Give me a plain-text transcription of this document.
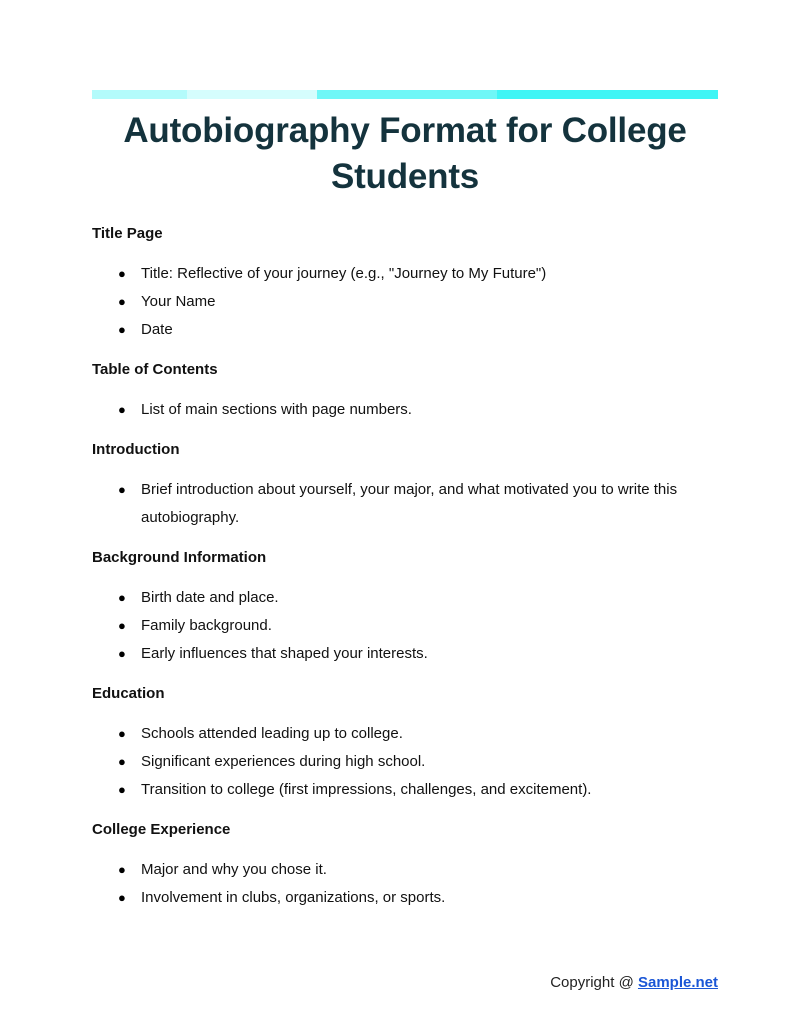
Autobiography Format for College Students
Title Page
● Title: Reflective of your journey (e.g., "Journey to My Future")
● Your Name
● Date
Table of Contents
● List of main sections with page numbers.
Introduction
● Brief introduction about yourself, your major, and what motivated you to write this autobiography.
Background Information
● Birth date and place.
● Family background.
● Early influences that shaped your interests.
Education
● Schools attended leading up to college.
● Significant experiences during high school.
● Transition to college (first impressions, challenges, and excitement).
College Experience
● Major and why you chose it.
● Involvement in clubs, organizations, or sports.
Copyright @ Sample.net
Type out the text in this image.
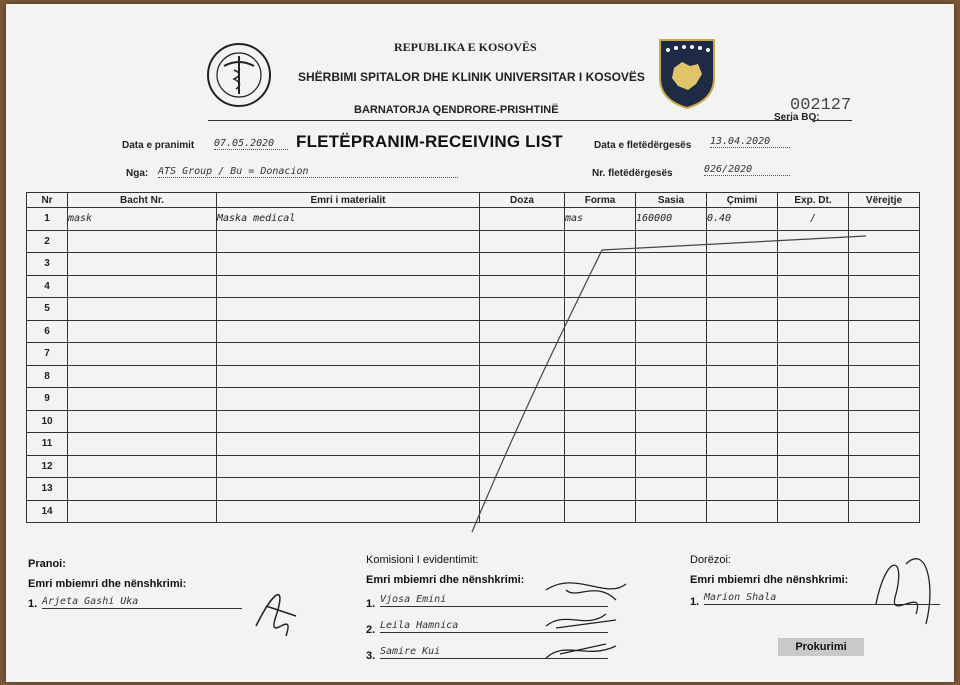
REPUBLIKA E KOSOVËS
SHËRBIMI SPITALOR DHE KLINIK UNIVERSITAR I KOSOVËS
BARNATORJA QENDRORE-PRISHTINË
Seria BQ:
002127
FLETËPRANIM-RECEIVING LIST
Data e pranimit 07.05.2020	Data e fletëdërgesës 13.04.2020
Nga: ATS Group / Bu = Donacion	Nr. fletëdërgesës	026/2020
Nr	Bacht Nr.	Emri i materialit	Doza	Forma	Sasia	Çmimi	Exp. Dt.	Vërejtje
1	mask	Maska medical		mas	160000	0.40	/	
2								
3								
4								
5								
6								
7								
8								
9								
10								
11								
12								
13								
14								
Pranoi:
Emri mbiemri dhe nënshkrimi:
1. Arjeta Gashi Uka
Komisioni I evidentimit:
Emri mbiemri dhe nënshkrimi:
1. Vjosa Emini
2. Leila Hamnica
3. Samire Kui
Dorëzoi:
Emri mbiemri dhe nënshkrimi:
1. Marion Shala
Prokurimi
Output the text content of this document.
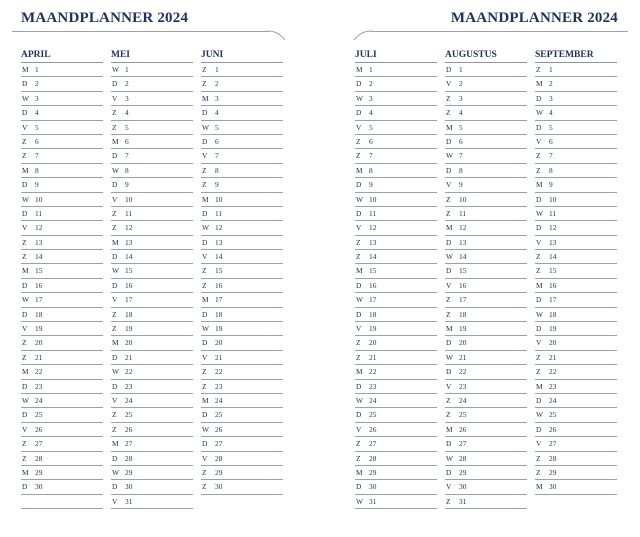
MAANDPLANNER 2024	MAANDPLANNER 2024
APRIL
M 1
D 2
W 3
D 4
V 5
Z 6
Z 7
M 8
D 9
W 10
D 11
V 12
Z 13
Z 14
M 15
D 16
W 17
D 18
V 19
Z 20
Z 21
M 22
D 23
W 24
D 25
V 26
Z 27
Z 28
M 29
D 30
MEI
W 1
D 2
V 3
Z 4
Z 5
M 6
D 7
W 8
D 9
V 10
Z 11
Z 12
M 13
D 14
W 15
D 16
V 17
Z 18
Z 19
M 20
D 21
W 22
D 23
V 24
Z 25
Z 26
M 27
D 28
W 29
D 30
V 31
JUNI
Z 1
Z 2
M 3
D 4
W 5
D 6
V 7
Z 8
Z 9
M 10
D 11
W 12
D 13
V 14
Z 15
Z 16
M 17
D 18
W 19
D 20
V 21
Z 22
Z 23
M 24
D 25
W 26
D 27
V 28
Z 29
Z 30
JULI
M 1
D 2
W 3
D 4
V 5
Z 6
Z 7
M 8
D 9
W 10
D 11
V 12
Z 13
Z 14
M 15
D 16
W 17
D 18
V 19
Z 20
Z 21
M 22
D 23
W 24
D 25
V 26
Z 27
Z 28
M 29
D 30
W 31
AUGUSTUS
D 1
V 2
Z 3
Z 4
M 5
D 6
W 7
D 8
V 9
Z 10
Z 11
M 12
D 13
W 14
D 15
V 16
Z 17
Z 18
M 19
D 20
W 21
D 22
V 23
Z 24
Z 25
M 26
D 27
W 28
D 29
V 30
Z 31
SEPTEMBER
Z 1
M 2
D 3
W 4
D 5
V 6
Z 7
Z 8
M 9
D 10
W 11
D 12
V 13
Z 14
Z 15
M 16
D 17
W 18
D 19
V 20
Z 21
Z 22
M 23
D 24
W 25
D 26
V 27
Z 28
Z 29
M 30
********************
■ Problem to work on ■
Transcribe the listing above verbatim. Omit the pictures.

■ Exercise solution ■
Give me a plain-text transcription of this document.
Autobiography Format for College Students
Title Page
● Title: Reflective of your journey (e.g., "Journey to My Future")
● Your Name
● Date
Table of Contents
● List of main sections with page numbers.
Introduction
● Brief introduction about yourself, your major, and what motivated you to write this autobiography.
Background Information
● Birth date and place.
● Family background.
● Early influences that shaped your interests.
Education
● Schools attended leading up to college.
● Significant experiences during high school.
● Transition to college (first impressions, challenges, and excitement).
College Experience
● Major and why you chose it.
● Involvement in clubs, organizations, or sports.
Copyright @ Sample.net
Type out the text in this image.
REPUBLIKA E KOSOVËS
SHËRBIMI SPITALOR DHE KLINIK UNIVERSITAR I KOSOVËS
BARNATORJA QENDRORE-PRISHTINË
Seria BQ:
002127
FLETËPRANIM-RECEIVING LIST
Data e pranimit 07.05.2020	Data e fletëdërgesës 13.04.2020
Nga: ATS Group / Bu = Donacion	Nr. fletëdërgesës	026/2020
Nr	Bacht Nr.	Emri i materialit	Doza	Forma	Sasia	Çmimi	Exp. Dt.	Vërejtje
1	mask	Maska medical		mas	160000	0.40	/	
2								
3								
4								
5								
6								
7								
8								
9								
10								
11								
12								
13								
14								
Pranoi:
Emri mbiemri dhe nënshkrimi:
1. Arjeta Gashi Uka
Komisioni I evidentimit:
Emri mbiemri dhe nënshkrimi:
1. Vjosa Emini
2. Leila Hamnica
3. Samire Kui
Dorëzoi:
Emri mbiemri dhe nënshkrimi:
1. Marion Shala
Prokurimi
Output the text content of this document.
MAANDPLANNER 2024	MAANDPLANNER 2024
APRIL
M 1
D 2
W 3
D 4
V 5
Z 6
Z 7
M 8
D 9
W 10
D 11
V 12
Z 13
Z 14
M 15
D 16
W 17
D 18
V 19
Z 20
Z 21
M 22
D 23
W 24
D 25
V 26
Z 27
Z 28
M 29
D 30
MEI
W 1
D 2
V 3
Z 4
Z 5
M 6
D 7
W 8
D 9
V 10
Z 11
Z 12
M 13
D 14
W 15
D 16
V 17
Z 18
Z 19
M 20
D 21
W 22
D 23
V 24
Z 25
Z 26
M 27
D 28
W 29
D 30
V 31
JUNI
Z 1
Z 2
M 3
D 4
W 5
D 6
V 7
Z 8
Z 9
M 10
D 11
W 12
D 13
V 14
Z 15
Z 16
M 17
D 18
W 19
D 20
V 21
Z 22
Z 23
M 24
D 25
W 26
D 27
V 28
Z 29
Z 30
JULI
M 1
D 2
W 3
D 4
V 5
Z 6
Z 7
M 8
D 9
W 10
D 11
V 12
Z 13
Z 14
M 15
D 16
W 17
D 18
V 19
Z 20
Z 21
M 22
D 23
W 24
D 25
V 26
Z 27
Z 28
M 29
D 30
W 31
AUGUSTUS
D 1
V 2
Z 3
Z 4
M 5
D 6
W 7
D 8
V 9
Z 10
Z 11
M 12
D 13
W 14
D 15
V 16
Z 17
Z 18
M 19
D 20
W 21
D 22
V 23
Z 24
Z 25
M 26
D 27
W 28
D 29
V 30
Z 31
SEPTEMBER
Z 1
M 2
D 3
W 4
D 5
V 6
Z 7
Z 8
M 9
D 10
W 11
D 12
V 13
Z 14
Z 15
M 16
D 17
W 18
D 19
V 20
Z 21
Z 22
M 23
D 24
W 25
D 26
V 27
Z 28
Z 29
M 30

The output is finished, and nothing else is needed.